WHAT IS BEING ASKED ▸ Look over the lines below. Report each one that includes the string "stanza".

DATA PROVIDED ▸
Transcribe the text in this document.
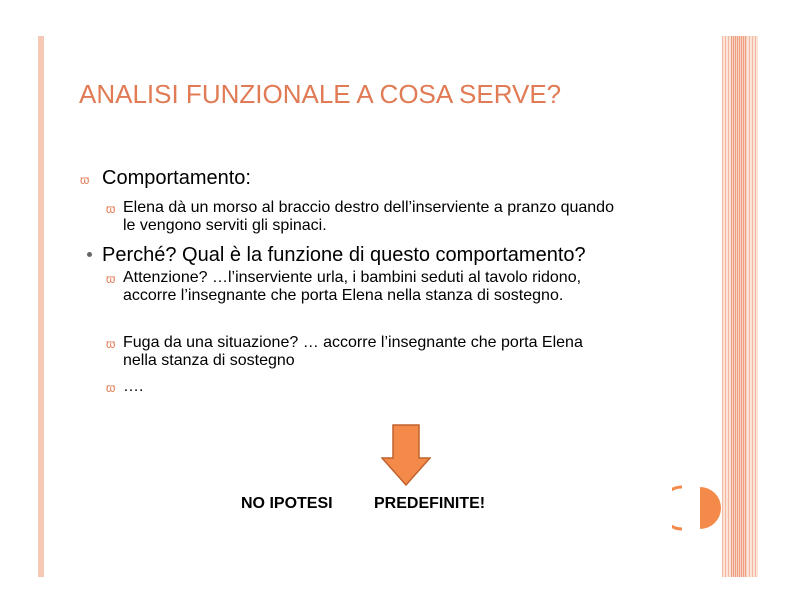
ANALISI FUNZIONALE A COSA SERVE?
ϖ Comportamento:
ϖ Elena dà un morso al braccio destro dell’inserviente a pranzo quando le vengono serviti gli spinaci.
Perché? Qual è la funzione di questo comportamento?
ϖ Attenzione? …l’inserviente urla, i bambini seduti al tavolo ridono, accorre l’insegnante che porta Elena nella stanza di sostegno.
ϖ Fuga da una situazione? … accorre l’insegnante che porta Elena nella stanza di sostegno
ϖ ….
NO IPOTESI	PREDEFINITE!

FULL ANSWER ▸
ϖ Attenzione? …l’inserviente urla, i bambini seduti al tavolo ridono, accorre l’insegnante che porta Elena nella stanza di sostegno.
ϖ Fuga da una situazione? … accorre l’insegnante che porta Elena nella stanza di sostegno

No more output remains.